**Provided information**
= = = = =
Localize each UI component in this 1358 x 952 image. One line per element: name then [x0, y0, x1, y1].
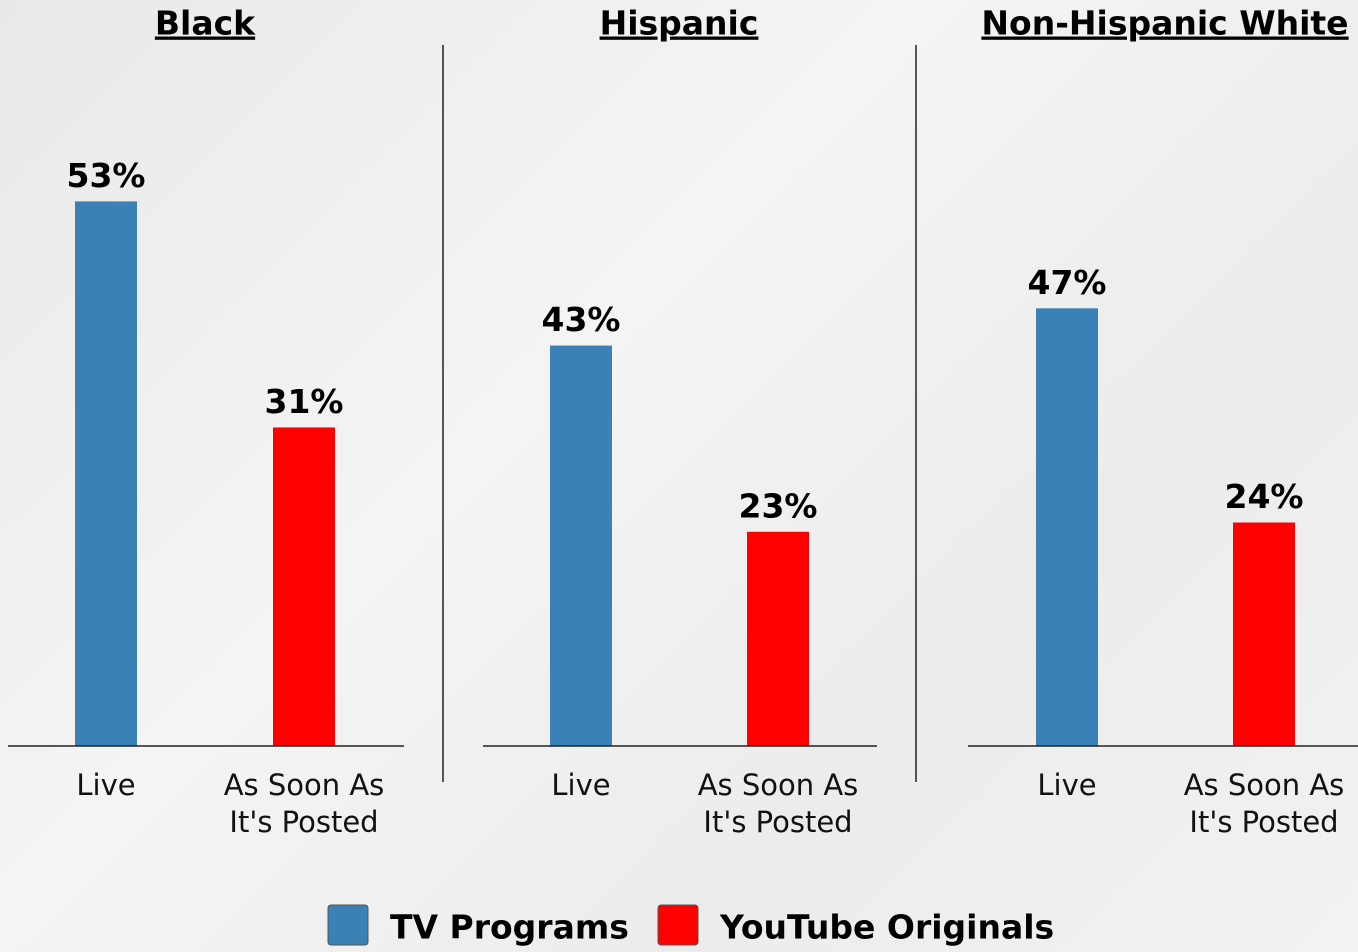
- value-label: 31%: [265, 382, 344, 421]
- bar: [550, 345, 612, 746]
- legend-label: YouTube Originals: [719, 908, 1054, 947]
- value-label: 53%: [67, 156, 146, 195]
- legend-label: TV Programs: [390, 908, 629, 947]
- bar: [747, 531, 809, 746]
- legend-swatch: [327, 904, 369, 946]
- value-label: 23%: [739, 486, 818, 525]
- value-label: 47%: [1028, 263, 1107, 302]
- x-tick-label: As Soon As It's Posted: [1183, 768, 1345, 839]
- x-tick-label: Live: [1037, 768, 1097, 802]
- bar: [273, 427, 335, 746]
- legend-swatch: [657, 904, 699, 946]
- x-tick-label: As Soon As It's Posted: [223, 768, 385, 839]
- value-label: 24%: [1225, 477, 1304, 516]
- bar: [75, 201, 137, 747]
- bar: [1233, 522, 1295, 746]
- x-tick-label: Live: [76, 768, 136, 802]
- x-tick-label: Live: [551, 768, 611, 802]
- x-tick-label: As Soon As It's Posted: [697, 768, 859, 839]
- value-label: 43%: [542, 300, 621, 339]
- panel-title: Hispanic: [600, 4, 759, 43]
- panel-title: Black: [155, 4, 256, 43]
- panel-title: Non-Hispanic White: [981, 4, 1348, 43]
- bar: [1036, 308, 1098, 746]
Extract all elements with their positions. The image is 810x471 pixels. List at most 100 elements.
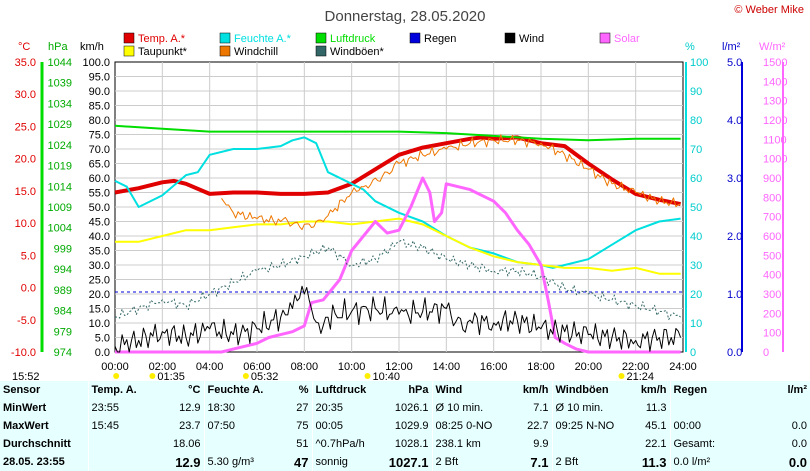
humidity-time: 07:50 bbox=[203, 417, 264, 435]
wind-unit: km/h bbox=[80, 41, 104, 53]
x-mark-dot bbox=[113, 373, 120, 379]
header-cell: Feuchte A. bbox=[203, 381, 264, 399]
humidity-tick: 80 bbox=[690, 115, 702, 127]
wind-tick: 25.0 bbox=[89, 275, 110, 287]
wind-value: 9.9 bbox=[533, 437, 549, 450]
solar-tick: 1300 bbox=[763, 96, 787, 108]
chart-legend: Temp. A.* Feuchte A.* Luftdruck Regen Wind So… bbox=[123, 32, 640, 58]
solar-tick: 400 bbox=[763, 270, 781, 282]
x-tick: 24:00 bbox=[669, 361, 697, 373]
humidity-value: 75 bbox=[296, 419, 309, 432]
pressure-value: 1027.1 bbox=[388, 454, 429, 470]
wind-tick: 60.0 bbox=[89, 173, 110, 185]
x-tick: 04:00 bbox=[196, 361, 224, 373]
rain-tick: 5.0 bbox=[727, 57, 742, 69]
wind-tick: 85.0 bbox=[89, 101, 110, 113]
series-line bbox=[114, 136, 681, 269]
humidity-tick: 50 bbox=[690, 202, 702, 214]
humidity-tick: 60 bbox=[690, 173, 702, 185]
wind-tick: 55.0 bbox=[89, 188, 110, 200]
rain-tick: 0.0 bbox=[727, 347, 742, 359]
legend-label: Wind bbox=[519, 33, 544, 45]
pressure-value: 1029.9 bbox=[394, 419, 429, 432]
legend-label: Regen bbox=[424, 33, 456, 45]
rain-tick: 4.0 bbox=[727, 115, 742, 127]
solar-tick: 100 bbox=[763, 328, 781, 340]
x-mark-label: 10:40 bbox=[373, 371, 401, 380]
wind-tick: 95.0 bbox=[89, 72, 110, 84]
axes: 35.0 30.0 25.0 20.0 15.0 10.0 5.0 0.0 -5.0 -10.0 1… bbox=[11, 57, 788, 359]
x-tick: 22:00 bbox=[622, 361, 650, 373]
rain-tick: 2.0 bbox=[727, 231, 742, 243]
humidity-value: 27 bbox=[296, 401, 309, 414]
gust-time: 2 Bft bbox=[551, 453, 626, 471]
rain-unit: l/m² bbox=[722, 41, 741, 53]
header-cell: Windböen bbox=[551, 381, 626, 399]
temp-time: 23:55 bbox=[87, 399, 148, 417]
pressure-time: 20:35 bbox=[311, 399, 384, 417]
series-line bbox=[114, 124, 681, 142]
humidity-tick: 30 bbox=[690, 260, 702, 272]
pressure-value: 1026.1 bbox=[394, 401, 429, 414]
x-tick: 12:00 bbox=[385, 361, 413, 373]
wind-tick: 5.0 bbox=[95, 333, 110, 345]
pressure-tick: 989 bbox=[54, 285, 72, 297]
pressure-tick: 1024 bbox=[48, 140, 72, 152]
rain-time: 0.0 l/m² bbox=[669, 453, 746, 471]
wind-value: 7.1 bbox=[530, 454, 549, 470]
gust-value: 11.3 bbox=[645, 401, 667, 414]
legend-label: Temp. A.* bbox=[138, 33, 186, 45]
temp-tick: 15.0 bbox=[15, 186, 36, 198]
legend-swatch bbox=[219, 45, 231, 57]
solar-tick: 1200 bbox=[763, 115, 787, 127]
wind-time: Ø 10 min. bbox=[431, 399, 504, 417]
rain-time: 00:00 bbox=[669, 417, 746, 435]
pressure-tick: 1014 bbox=[48, 181, 72, 193]
x-mark-dot bbox=[242, 373, 249, 379]
wind-value: 7.1 bbox=[533, 401, 549, 414]
table-header: Sensor Temp. A. °C Feuchte A.% Luftdruck hPa W… bbox=[0, 381, 810, 399]
legend-label: Windchill bbox=[234, 46, 278, 58]
solar-tick: 0 bbox=[763, 347, 769, 359]
rain-value bbox=[746, 399, 810, 417]
legend-swatch bbox=[219, 32, 231, 44]
axis-units: °C hPa km/h% l/m² W/m² bbox=[18, 41, 786, 53]
header-cell: Luftdruck bbox=[311, 381, 384, 399]
legend-swatch bbox=[599, 32, 611, 44]
legend-label: Taupunkt* bbox=[138, 46, 188, 58]
wind-tick: 90.0 bbox=[89, 86, 110, 98]
humidity-tick: 40 bbox=[690, 231, 702, 243]
table-row: MinWert 23:55 12.9 18:30 27 20:35 1026.1 Ø 10 m… bbox=[0, 399, 810, 417]
header-cell: Sensor bbox=[3, 383, 41, 396]
humidity-tick: 10 bbox=[690, 318, 702, 330]
pressure-tick: 1034 bbox=[48, 98, 72, 110]
series-line bbox=[221, 134, 681, 231]
x-tick: 02:00 bbox=[149, 361, 177, 373]
temp-tick: 10.0 bbox=[15, 218, 36, 230]
temp-value: 12.9 bbox=[175, 454, 201, 470]
x-tick: 18:00 bbox=[527, 361, 555, 373]
wind-time: 238.1 km bbox=[431, 435, 504, 453]
solar-tick: 700 bbox=[763, 212, 781, 224]
series-line bbox=[114, 285, 682, 353]
solar-tick: 500 bbox=[763, 250, 781, 262]
x-tick: 16:00 bbox=[480, 361, 508, 373]
pressure-value: 1028.1 bbox=[394, 437, 429, 450]
pressure-tick: 984 bbox=[54, 306, 72, 318]
x-axis: 00:00 02:00 04:00 06:00 08:00 10:00 12:00 14:00… bbox=[12, 361, 697, 380]
series-line bbox=[114, 135, 681, 207]
gust-time bbox=[551, 435, 626, 453]
humidity-time: 5.30 g/m³ bbox=[203, 453, 264, 471]
gust-time: Ø 10 min. bbox=[551, 399, 626, 417]
series-lines bbox=[114, 124, 682, 354]
x-tick: 00:00 bbox=[101, 361, 129, 373]
x-tick: 14:00 bbox=[433, 361, 461, 373]
legend-swatch bbox=[315, 45, 327, 57]
wind-tick: 10.0 bbox=[89, 318, 110, 330]
legend-swatch bbox=[123, 45, 135, 57]
solar-tick: 200 bbox=[763, 308, 781, 320]
pressure-tick: 1044 bbox=[48, 57, 72, 69]
pressure-tick: 1039 bbox=[48, 78, 72, 90]
x-mark-dot bbox=[364, 373, 371, 379]
header-cell: hPa bbox=[408, 383, 429, 396]
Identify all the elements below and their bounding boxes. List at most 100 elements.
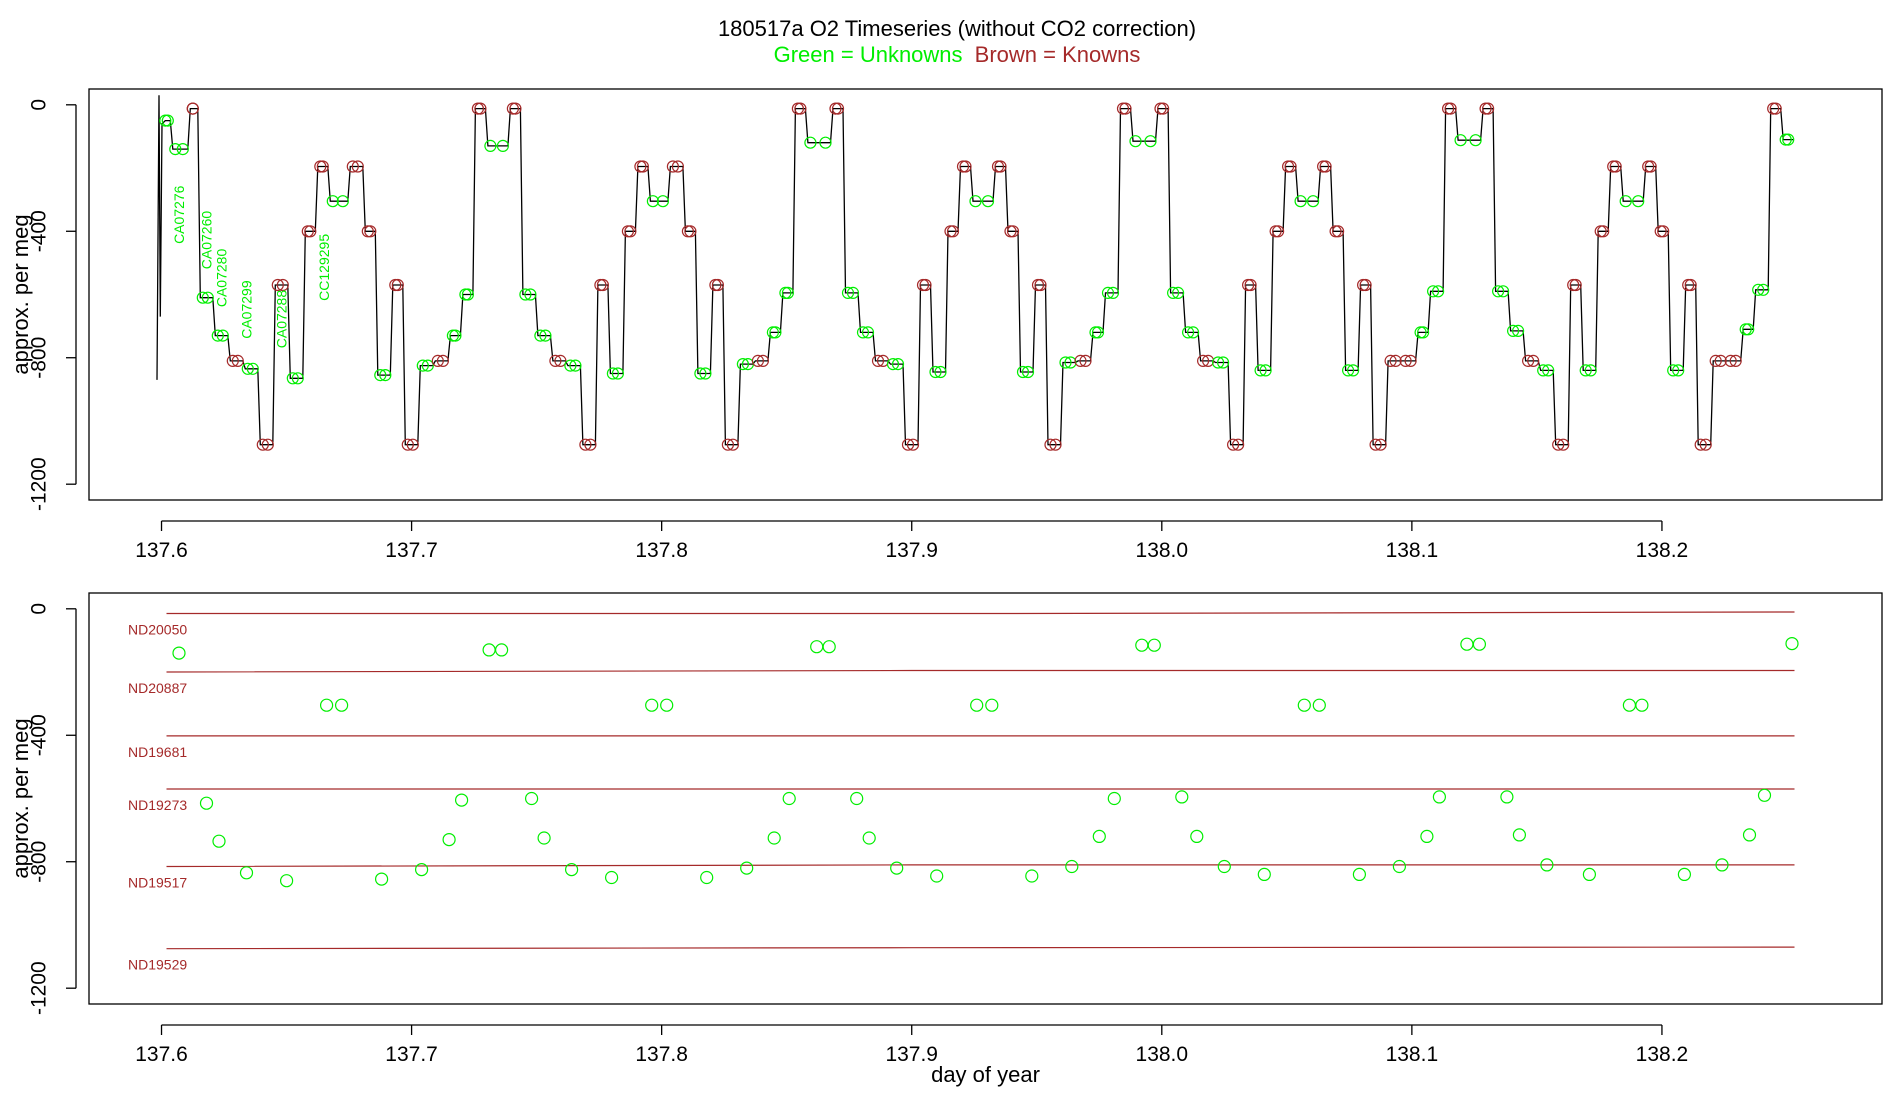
known-marker: [1404, 354, 1417, 367]
x-tick-label: 138.2: [1636, 539, 1689, 562]
unknown-point: [1257, 867, 1271, 882]
unknown-marker: [291, 372, 304, 385]
known-marker: [1049, 438, 1062, 451]
sample-label: CA07288: [274, 290, 290, 349]
y-tick-label: 0: [28, 99, 51, 111]
y-tick-label: -400: [28, 714, 51, 756]
known-marker: [1481, 102, 1495, 115]
unknown-marker: [374, 369, 387, 382]
unknown-point: [172, 646, 186, 660]
unknown-marker: [1511, 324, 1525, 337]
known-marker: [596, 278, 610, 292]
known-marker: [271, 278, 284, 292]
known-marker: [1597, 225, 1610, 238]
unknown-point: [1500, 790, 1514, 804]
known-marker: [1527, 354, 1540, 367]
plot-frame: [88, 88, 1883, 501]
unknown-point: [442, 832, 456, 847]
unknown-marker: [241, 362, 254, 375]
known-marker: [946, 225, 960, 238]
known-marker: [1384, 354, 1397, 367]
unknown-marker: [699, 367, 712, 380]
known-marker: [1331, 225, 1345, 238]
known-marker: [1724, 354, 1737, 367]
unknown-marker: [646, 195, 660, 208]
unknown-marker: [449, 329, 462, 342]
unknown-marker: [856, 326, 870, 339]
known-marker: [756, 354, 770, 367]
unknown-marker: [1166, 286, 1180, 299]
unknown-marker: [1016, 365, 1030, 379]
known-marker: [1319, 160, 1332, 173]
unknown-marker: [1306, 195, 1320, 208]
unknown-marker: [1211, 356, 1225, 369]
unknown-marker: [1454, 134, 1467, 147]
standard-line: [166, 946, 1795, 950]
plot-frame: [88, 592, 1883, 1005]
y-tick-label: -800: [28, 337, 51, 379]
x-tick-label: 138.2: [1636, 1043, 1689, 1066]
sample-label: CA07260: [199, 211, 215, 270]
unknown-point: [850, 791, 864, 806]
unknown-point: [767, 831, 781, 845]
unknown-marker: [886, 358, 900, 371]
known-marker: [1369, 438, 1382, 451]
known-marker: [1226, 438, 1240, 451]
x-tick-label: 137.7: [385, 1043, 438, 1066]
unknown-point: [822, 640, 836, 654]
standard-line: [166, 611, 1795, 615]
unknown-point: [1420, 829, 1434, 844]
known-marker: [794, 102, 807, 115]
sample-label: CA07280: [214, 249, 230, 308]
known-marker: [1521, 354, 1535, 367]
unknown-marker: [1181, 326, 1195, 339]
unknown-point: [782, 791, 796, 806]
y-tick-label: -1200: [28, 961, 51, 1015]
known-marker: [666, 160, 680, 173]
known-marker: [726, 438, 740, 451]
unknown-marker: [1346, 364, 1360, 377]
unknown-marker: [564, 359, 577, 372]
unknown-point: [1092, 829, 1106, 844]
unknown-point: [1175, 790, 1189, 804]
known-marker: [1714, 354, 1727, 367]
known-marker: [1399, 354, 1412, 367]
standard-label: ND19273: [128, 797, 187, 813]
unknown-point: [890, 861, 904, 875]
unknown-point: [970, 698, 984, 712]
unknown-marker: [496, 139, 509, 152]
known-marker: [1684, 278, 1697, 292]
unknown-marker: [246, 362, 259, 375]
unknown-marker: [1496, 285, 1510, 298]
known-marker: [1557, 438, 1570, 451]
unknown-point: [1025, 869, 1039, 883]
unknown-point: [524, 791, 539, 806]
known-marker: [1389, 354, 1402, 367]
unknown-marker: [1619, 195, 1632, 208]
unknown-marker: [846, 286, 860, 299]
unknown-point: [1107, 791, 1121, 806]
unknown-point: [1297, 698, 1311, 712]
known-marker: [391, 278, 404, 292]
known-marker: [226, 354, 239, 367]
unknown-point: [1472, 637, 1487, 651]
x-axis-label: day of year: [931, 1062, 1040, 1087]
known-marker: [364, 225, 377, 238]
known-marker: [554, 354, 567, 367]
known-marker: [1156, 102, 1170, 115]
unknown-point: [930, 869, 944, 883]
unknown-point: [1635, 698, 1649, 712]
known-marker: [919, 278, 932, 292]
known-marker: [1201, 354, 1215, 367]
unknown-marker: [1091, 326, 1105, 339]
known-marker: [579, 438, 592, 451]
y-axis-label: approx. per meg: [8, 214, 33, 374]
unknown-point: [1147, 638, 1161, 652]
known-marker: [1284, 160, 1297, 173]
unknown-point: [1540, 858, 1554, 872]
unknown-marker: [1537, 364, 1550, 377]
unknown-point: [1582, 867, 1597, 882]
known-marker: [1769, 102, 1782, 115]
panel-top-timeseries: 137.6 137.7 137.8 137.9 138.0 138.1 138.2 0 -400…: [8, 88, 1883, 562]
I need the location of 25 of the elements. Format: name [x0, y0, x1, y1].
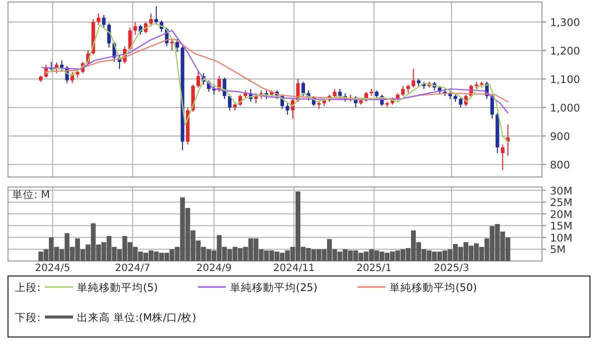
- legend-label: 出来高 単位:(M株/口/枚): [77, 311, 196, 324]
- legend-title: 下段:: [15, 312, 41, 324]
- legend-label: 単純移動平均(5): [77, 282, 158, 294]
- legend-label: 単純移動平均(50): [389, 282, 477, 294]
- x-tick-label: 2024/11: [273, 263, 315, 274]
- annotation: 単位: M: [12, 189, 50, 201]
- x-tick-label: 2024/7: [115, 263, 150, 274]
- y-tick-label: 1,200: [550, 45, 580, 58]
- y-tick-label: 900: [550, 130, 570, 143]
- y-tick-label: 5M: [550, 244, 566, 256]
- x-tick-label: 2024/5: [35, 263, 70, 274]
- y-tick-label: 1,300: [550, 16, 580, 29]
- y-tick-label: 1,000: [550, 102, 580, 114]
- y-tick-label: 30M: [550, 185, 572, 198]
- y-tick-label: 800: [550, 159, 570, 172]
- legend-label: 単純移動平均(25): [230, 282, 318, 294]
- y-tick-label: 10M: [550, 232, 572, 244]
- legend-title: 上段:: [15, 281, 41, 294]
- y-tick-label: 25M: [550, 197, 572, 210]
- y-tick-label: 1,100: [550, 74, 580, 86]
- y-tick-label: 20M: [550, 208, 572, 221]
- x-tick-label: 2025/3: [434, 263, 470, 274]
- y-tick-label: 15M: [550, 220, 572, 233]
- x-tick-label: 2024/9: [196, 263, 232, 274]
- x-tick-label: 2025/1: [356, 263, 392, 274]
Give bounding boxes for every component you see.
= = = = =
Copy the rows starting at the line that contains "- legend-label: 出来高" and ending at the line that contains "- y-tick-label: 900: [550, 130, 570, 143]", both included, exactly as they appear.

**Solution below**
- legend-label: 出来高 単位:(M株/口/枚): [77, 311, 196, 324]
- legend-title: 下段:: [15, 312, 41, 324]
- legend-label: 単純移動平均(5): [77, 282, 158, 294]
- legend-label: 単純移動平均(50): [389, 282, 477, 294]
- x-tick-label: 2024/11: [273, 263, 315, 274]
- annotation: 単位: M: [12, 189, 50, 201]
- x-tick-label: 2024/7: [115, 263, 150, 274]
- y-tick-label: 1,200: [550, 45, 580, 58]
- y-tick-label: 900: [550, 130, 570, 143]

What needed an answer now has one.